TASK BRIEF:
Write out the whole listing word for word.

[Items from a data source]
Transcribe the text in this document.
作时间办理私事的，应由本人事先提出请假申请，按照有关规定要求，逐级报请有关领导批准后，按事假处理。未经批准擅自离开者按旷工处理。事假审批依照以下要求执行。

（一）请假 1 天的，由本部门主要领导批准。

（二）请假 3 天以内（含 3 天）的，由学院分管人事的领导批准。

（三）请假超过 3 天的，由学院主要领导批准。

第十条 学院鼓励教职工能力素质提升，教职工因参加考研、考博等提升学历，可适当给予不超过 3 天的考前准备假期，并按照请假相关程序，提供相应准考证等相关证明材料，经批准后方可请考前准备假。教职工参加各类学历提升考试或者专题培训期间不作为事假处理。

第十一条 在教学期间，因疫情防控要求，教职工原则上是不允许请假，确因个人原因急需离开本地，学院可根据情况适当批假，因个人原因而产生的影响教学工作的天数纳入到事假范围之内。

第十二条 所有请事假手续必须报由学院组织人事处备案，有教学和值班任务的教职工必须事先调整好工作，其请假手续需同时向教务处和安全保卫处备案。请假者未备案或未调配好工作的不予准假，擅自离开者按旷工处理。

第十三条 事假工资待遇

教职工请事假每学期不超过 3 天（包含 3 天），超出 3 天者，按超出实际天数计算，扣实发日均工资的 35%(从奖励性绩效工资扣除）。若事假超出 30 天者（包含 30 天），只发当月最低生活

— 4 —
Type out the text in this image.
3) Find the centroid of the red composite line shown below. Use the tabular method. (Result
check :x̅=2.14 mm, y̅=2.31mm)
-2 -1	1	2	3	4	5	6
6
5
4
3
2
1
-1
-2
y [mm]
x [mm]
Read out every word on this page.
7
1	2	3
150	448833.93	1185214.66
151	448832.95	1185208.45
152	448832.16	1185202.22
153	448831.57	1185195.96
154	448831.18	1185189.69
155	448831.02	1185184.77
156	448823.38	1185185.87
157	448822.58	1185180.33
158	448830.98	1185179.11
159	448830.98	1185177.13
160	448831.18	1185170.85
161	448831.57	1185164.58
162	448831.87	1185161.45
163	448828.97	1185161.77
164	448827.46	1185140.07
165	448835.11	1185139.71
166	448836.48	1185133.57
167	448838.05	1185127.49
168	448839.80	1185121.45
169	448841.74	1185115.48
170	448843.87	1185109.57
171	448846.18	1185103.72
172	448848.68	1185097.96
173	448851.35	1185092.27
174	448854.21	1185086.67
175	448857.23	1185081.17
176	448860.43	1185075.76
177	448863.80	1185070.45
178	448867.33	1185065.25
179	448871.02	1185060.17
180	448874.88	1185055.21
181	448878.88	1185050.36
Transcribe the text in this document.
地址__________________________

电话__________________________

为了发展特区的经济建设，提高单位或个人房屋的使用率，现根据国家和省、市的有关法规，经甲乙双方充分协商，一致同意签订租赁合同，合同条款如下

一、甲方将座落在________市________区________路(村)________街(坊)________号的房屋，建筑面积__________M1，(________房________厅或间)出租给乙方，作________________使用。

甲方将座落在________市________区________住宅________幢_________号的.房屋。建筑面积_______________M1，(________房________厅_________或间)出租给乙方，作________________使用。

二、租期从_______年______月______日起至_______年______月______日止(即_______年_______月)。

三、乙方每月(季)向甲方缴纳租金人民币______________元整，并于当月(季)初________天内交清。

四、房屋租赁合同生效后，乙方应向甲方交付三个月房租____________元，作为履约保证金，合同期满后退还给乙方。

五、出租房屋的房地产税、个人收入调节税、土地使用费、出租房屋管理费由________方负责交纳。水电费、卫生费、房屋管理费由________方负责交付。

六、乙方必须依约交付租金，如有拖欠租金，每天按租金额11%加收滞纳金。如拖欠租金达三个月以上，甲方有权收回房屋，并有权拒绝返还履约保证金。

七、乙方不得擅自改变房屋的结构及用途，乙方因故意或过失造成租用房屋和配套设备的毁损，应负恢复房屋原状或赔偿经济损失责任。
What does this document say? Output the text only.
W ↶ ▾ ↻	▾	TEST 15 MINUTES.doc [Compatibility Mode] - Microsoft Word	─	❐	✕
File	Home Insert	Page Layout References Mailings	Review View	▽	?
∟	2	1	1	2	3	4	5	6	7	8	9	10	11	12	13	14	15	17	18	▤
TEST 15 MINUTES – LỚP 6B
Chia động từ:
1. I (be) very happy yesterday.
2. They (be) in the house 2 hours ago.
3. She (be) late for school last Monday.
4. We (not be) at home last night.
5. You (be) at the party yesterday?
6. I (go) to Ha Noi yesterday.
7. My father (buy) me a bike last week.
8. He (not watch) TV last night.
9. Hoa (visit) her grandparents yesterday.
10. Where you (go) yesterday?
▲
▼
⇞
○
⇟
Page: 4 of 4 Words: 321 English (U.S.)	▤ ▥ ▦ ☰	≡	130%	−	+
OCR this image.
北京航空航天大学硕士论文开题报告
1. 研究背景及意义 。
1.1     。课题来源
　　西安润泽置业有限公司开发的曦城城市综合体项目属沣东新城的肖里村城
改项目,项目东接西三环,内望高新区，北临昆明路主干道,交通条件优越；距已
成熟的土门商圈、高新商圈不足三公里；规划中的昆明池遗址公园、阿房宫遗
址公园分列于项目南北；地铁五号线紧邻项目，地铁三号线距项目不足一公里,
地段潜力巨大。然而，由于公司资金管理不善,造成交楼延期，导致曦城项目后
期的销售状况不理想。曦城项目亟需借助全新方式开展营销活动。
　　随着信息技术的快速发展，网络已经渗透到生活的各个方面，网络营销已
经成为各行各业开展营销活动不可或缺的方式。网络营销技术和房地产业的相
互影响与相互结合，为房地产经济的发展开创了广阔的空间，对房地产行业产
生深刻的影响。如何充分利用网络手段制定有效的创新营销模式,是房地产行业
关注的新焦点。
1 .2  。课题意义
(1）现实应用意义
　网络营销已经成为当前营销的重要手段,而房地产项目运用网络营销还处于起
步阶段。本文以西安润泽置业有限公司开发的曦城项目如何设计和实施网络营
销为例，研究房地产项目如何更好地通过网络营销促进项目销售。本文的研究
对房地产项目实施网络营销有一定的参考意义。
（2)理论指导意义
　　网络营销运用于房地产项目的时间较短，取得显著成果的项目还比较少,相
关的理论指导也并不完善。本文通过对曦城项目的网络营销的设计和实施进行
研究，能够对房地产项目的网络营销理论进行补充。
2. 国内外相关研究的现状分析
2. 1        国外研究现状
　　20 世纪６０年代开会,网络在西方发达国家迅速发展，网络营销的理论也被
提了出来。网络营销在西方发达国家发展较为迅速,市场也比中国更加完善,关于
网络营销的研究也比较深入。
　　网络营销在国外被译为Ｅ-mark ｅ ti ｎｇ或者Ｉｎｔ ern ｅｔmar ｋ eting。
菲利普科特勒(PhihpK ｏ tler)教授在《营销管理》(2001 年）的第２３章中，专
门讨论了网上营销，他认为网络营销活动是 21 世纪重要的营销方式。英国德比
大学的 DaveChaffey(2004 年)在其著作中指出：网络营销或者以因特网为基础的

OUTPUT OF THE TASK:
Transcribe the text in this document.
作时间办理私事的，应由本人事先提出请假申请，按照有关规定要求，逐级报请有关领导批准后，按事假处理。未经批准擅自离开者按旷工处理。事假审批依照以下要求执行。

（一）请假 1 天的，由本部门主要领导批准。

（二）请假 3 天以内（含 3 天）的，由学院分管人事的领导批准。

（三）请假超过 3 天的，由学院主要领导批准。

第十条 学院鼓励教职工能力素质提升，教职工因参加考研、考博等提升学历，可适当给予不超过 3 天的考前准备假期，并按照请假相关程序，提供相应准考证等相关证明材料，经批准后方可请考前准备假。教职工参加各类学历提升考试或者专题培训期间不作为事假处理。

第十一条 在教学期间，因疫情防控要求，教职工原则上是不允许请假，确因个人原因急需离开本地，学院可根据情况适当批假，因个人原因而产生的影响教学工作的天数纳入到事假范围之内。

第十二条 所有请事假手续必须报由学院组织人事处备案，有教学和值班任务的教职工必须事先调整好工作，其请假手续需同时向教务处和安全保卫处备案。请假者未备案或未调配好工作的不予准假，擅自离开者按旷工处理。

第十三条 事假工资待遇

教职工请事假每学期不超过 3 天（包含 3 天），超出 3 天者，按超出实际天数计算，扣实发日均工资的 35%(从奖励性绩效工资扣除）。若事假超出 30 天者（包含 30 天），只发当月最低生活

— 4 —
Type out the text in this image.
3) Find the centroid of the red composite line shown below. Use the tabular method. (Result
check :x̅=2.14 mm, y̅=2.31mm)
-2 -1	1	2	3	4	5	6
6
5
4
3
2
1
-1
-2
y [mm]
x [mm]
Read out every word on this page.
7
1	2	3
150	448833.93	1185214.66
151	448832.95	1185208.45
152	448832.16	1185202.22
153	448831.57	1185195.96
154	448831.18	1185189.69
155	448831.02	1185184.77
156	448823.38	1185185.87
157	448822.58	1185180.33
158	448830.98	1185179.11
159	448830.98	1185177.13
160	448831.18	1185170.85
161	448831.57	1185164.58
162	448831.87	1185161.45
163	448828.97	1185161.77
164	448827.46	1185140.07
165	448835.11	1185139.71
166	448836.48	1185133.57
167	448838.05	1185127.49
168	448839.80	1185121.45
169	448841.74	1185115.48
170	448843.87	1185109.57
171	448846.18	1185103.72
172	448848.68	1185097.96
173	448851.35	1185092.27
174	448854.21	1185086.67
175	448857.23	1185081.17
176	448860.43	1185075.76
177	448863.80	1185070.45
178	448867.33	1185065.25
179	448871.02	1185060.17
180	448874.88	1185055.21
181	448878.88	1185050.36
Transcribe the text in this document.
地址__________________________

电话__________________________

为了发展特区的经济建设，提高单位或个人房屋的使用率，现根据国家和省、市的有关法规，经甲乙双方充分协商，一致同意签订租赁合同，合同条款如下

一、甲方将座落在________市________区________路(村)________街(坊)________号的房屋，建筑面积__________M1，(________房________厅或间)出租给乙方，作________________使用。

甲方将座落在________市________区________住宅________幢_________号的.房屋。建筑面积_______________M1，(________房________厅_________或间)出租给乙方，作________________使用。

二、租期从_______年______月______日起至_______年______月______日止(即_______年_______月)。

三、乙方每月(季)向甲方缴纳租金人民币______________元整，并于当月(季)初________天内交清。

四、房屋租赁合同生效后，乙方应向甲方交付三个月房租____________元，作为履约保证金，合同期满后退还给乙方。

五、出租房屋的房地产税、个人收入调节税、土地使用费、出租房屋管理费由________方负责交纳。水电费、卫生费、房屋管理费由________方负责交付。

六、乙方必须依约交付租金，如有拖欠租金，每天按租金额11%加收滞纳金。如拖欠租金达三个月以上，甲方有权收回房屋，并有权拒绝返还履约保证金。

七、乙方不得擅自改变房屋的结构及用途，乙方因故意或过失造成租用房屋和配套设备的毁损，应负恢复房屋原状或赔偿经济损失责任。
What does this document say? Output the text only.
W ↶ ▾ ↻	▾	TEST 15 MINUTES.doc [Compatibility Mode] - Microsoft Word	─	❐	✕
File	Home Insert	Page Layout References Mailings	Review View	▽	?
∟	2	1	1	2	3	4	5	6	7	8	9	10	11	12	13	14	15	17	18	▤
TEST 15 MINUTES – LỚP 6B
Chia động từ:
1. I (be) very happy yesterday.
2. They (be) in the house 2 hours ago.
3. She (be) late for school last Monday.
4. We (not be) at home last night.
5. You (be) at the party yesterday?
6. I (go) to Ha Noi yesterday.
7. My father (buy) me a bike last week.
8. He (not watch) TV last night.
9. Hoa (visit) her grandparents yesterday.
10. Where you (go) yesterday?
▲
▼
⇞
○
⇟
Page: 4 of 4 Words: 321 English (U.S.)	▤ ▥ ▦ ☰	≡	130%	−	+
OCR this image.
北京航空航天大学硕士论文开题报告
1. 研究背景及意义 。
1.1     。课题来源
　　西安润泽置业有限公司开发的曦城城市综合体项目属沣东新城的肖里村城
改项目,项目东接西三环,内望高新区，北临昆明路主干道,交通条件优越；距已
成熟的土门商圈、高新商圈不足三公里；规划中的昆明池遗址公园、阿房宫遗
址公园分列于项目南北；地铁五号线紧邻项目，地铁三号线距项目不足一公里,
地段潜力巨大。然而，由于公司资金管理不善,造成交楼延期，导致曦城项目后
期的销售状况不理想。曦城项目亟需借助全新方式开展营销活动。
　　随着信息技术的快速发展，网络已经渗透到生活的各个方面，网络营销已
经成为各行各业开展营销活动不可或缺的方式。网络营销技术和房地产业的相
互影响与相互结合，为房地产经济的发展开创了广阔的空间，对房地产行业产
生深刻的影响。如何充分利用网络手段制定有效的创新营销模式,是房地产行业
关注的新焦点。
1 .2  。课题意义
(1）现实应用意义
　网络营销已经成为当前营销的重要手段,而房地产项目运用网络营销还处于起
步阶段。本文以西安润泽置业有限公司开发的曦城项目如何设计和实施网络营
销为例，研究房地产项目如何更好地通过网络营销促进项目销售。本文的研究
对房地产项目实施网络营销有一定的参考意义。
（2)理论指导意义
　　网络营销运用于房地产项目的时间较短，取得显著成果的项目还比较少,相
关的理论指导也并不完善。本文通过对曦城项目的网络营销的设计和实施进行
研究，能够对房地产项目的网络营销理论进行补充。
2. 国内外相关研究的现状分析
2. 1        国外研究现状
　　20 世纪６０年代开会,网络在西方发达国家迅速发展，网络营销的理论也被
提了出来。网络营销在西方发达国家发展较为迅速,市场也比中国更加完善,关于
网络营销的研究也比较深入。
　　网络营销在国外被译为Ｅ-mark ｅ ti ｎｇ或者Ｉｎｔ ern ｅｔmar ｋ eting。
菲利普科特勒(PhihpK ｏ tler)教授在《营销管理》(2001 年）的第２３章中，专
门讨论了网上营销，他认为网络营销活动是 21 世纪重要的营销方式。英国德比
大学的 DaveChaffey(2004 年)在其著作中指出：网络营销或者以因特网为基础的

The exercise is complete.